## Start
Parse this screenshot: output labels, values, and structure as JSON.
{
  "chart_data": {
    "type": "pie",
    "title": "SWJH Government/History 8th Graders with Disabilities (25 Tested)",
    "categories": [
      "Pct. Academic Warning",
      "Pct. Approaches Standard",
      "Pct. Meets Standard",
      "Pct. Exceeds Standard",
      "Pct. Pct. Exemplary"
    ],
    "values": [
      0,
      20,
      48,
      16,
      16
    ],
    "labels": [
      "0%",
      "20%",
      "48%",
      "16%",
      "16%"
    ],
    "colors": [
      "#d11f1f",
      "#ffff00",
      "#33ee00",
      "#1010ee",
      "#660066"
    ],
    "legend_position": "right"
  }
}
## End
- PROBLEM TO WORK ON -
Above are the records; retype every one exactly.

- OUTPUT BELOW -
Parse this screenshot: output labels, values, and structure as JSON.
{
  "chart_data": {
    "type": "pie",
    "title": "SWJH Government/History 8th Graders with Disabilities (25 Tested)",
    "categories": [
      "Pct. Academic Warning",
      "Pct. Approaches Standard",
      "Pct. Meets Standard",
      "Pct. Exceeds Standard",
      "Pct. Pct. Exemplary"
    ],
    "values": [
      0,
      20,
      48,
      16,
      16
    ],
    "labels": [
      "0%",
      "20%",
      "48%",
      "16%",
      "16%"
    ],
    "colors": [
      "#d11f1f",
      "#ffff00",
      "#33ee00",
      "#1010ee",
      "#660066"
    ],
    "legend_position": "right"
  }
}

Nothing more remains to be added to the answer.